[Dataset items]
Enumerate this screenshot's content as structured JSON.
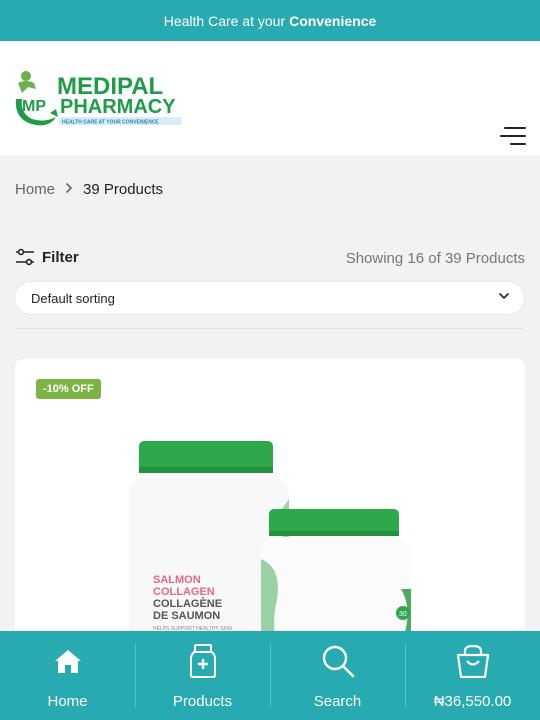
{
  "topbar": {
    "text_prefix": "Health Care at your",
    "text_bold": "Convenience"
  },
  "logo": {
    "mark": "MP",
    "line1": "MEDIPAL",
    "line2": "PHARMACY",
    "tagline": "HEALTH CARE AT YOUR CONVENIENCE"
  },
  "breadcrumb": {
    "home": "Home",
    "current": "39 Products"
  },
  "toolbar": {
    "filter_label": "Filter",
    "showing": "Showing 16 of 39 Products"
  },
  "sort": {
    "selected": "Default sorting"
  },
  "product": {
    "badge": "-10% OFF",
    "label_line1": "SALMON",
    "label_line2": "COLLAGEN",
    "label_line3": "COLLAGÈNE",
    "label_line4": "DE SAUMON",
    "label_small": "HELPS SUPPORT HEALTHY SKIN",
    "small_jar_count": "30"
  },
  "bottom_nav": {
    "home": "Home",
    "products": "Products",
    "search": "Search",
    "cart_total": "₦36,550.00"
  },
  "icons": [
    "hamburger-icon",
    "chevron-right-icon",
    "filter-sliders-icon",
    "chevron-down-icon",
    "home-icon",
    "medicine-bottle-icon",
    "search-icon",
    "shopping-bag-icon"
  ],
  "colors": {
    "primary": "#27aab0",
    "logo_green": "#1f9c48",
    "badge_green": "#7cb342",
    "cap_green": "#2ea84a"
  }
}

REQUEST: Copy out every line of the material above that mentions the word "chevron".

EXERCISE ANSWER:
    "chevron-right-icon",
    "chevron-down-icon",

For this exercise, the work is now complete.